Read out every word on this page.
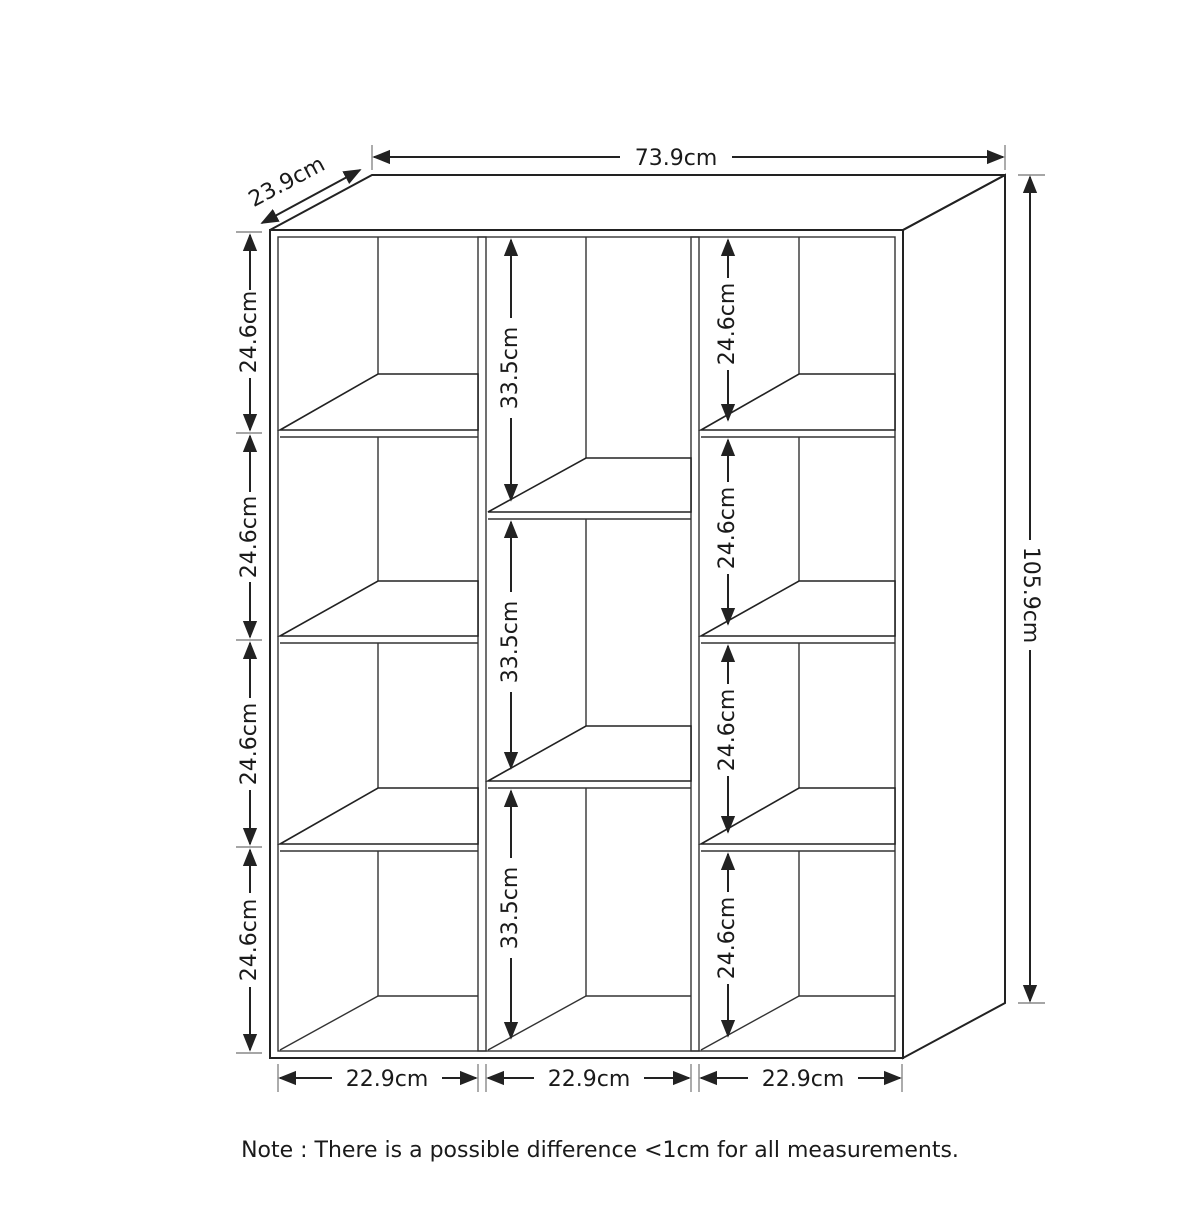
73.9cm
23.9cm
105.9cm
24.6cm
24.6cm
24.6cm
24.6cm
33.5cm
33.5cm
33.5cm
24.6cm
24.6cm
24.6cm
24.6cm
22.9cm	22.9cm	22.9cm
Note : There is a possible difference <1cm for all measurements.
•••••
Print each record exactly as it stands, leaving the images out.

ANSWER TO THIS EXERCISE:
Read out every word on this page.
73.9cm
23.9cm
105.9cm
24.6cm
24.6cm
24.6cm
24.6cm
33.5cm
33.5cm
33.5cm
24.6cm
24.6cm
24.6cm
24.6cm
22.9cm	22.9cm	22.9cm
Note : There is a possible difference <1cm for all measurements.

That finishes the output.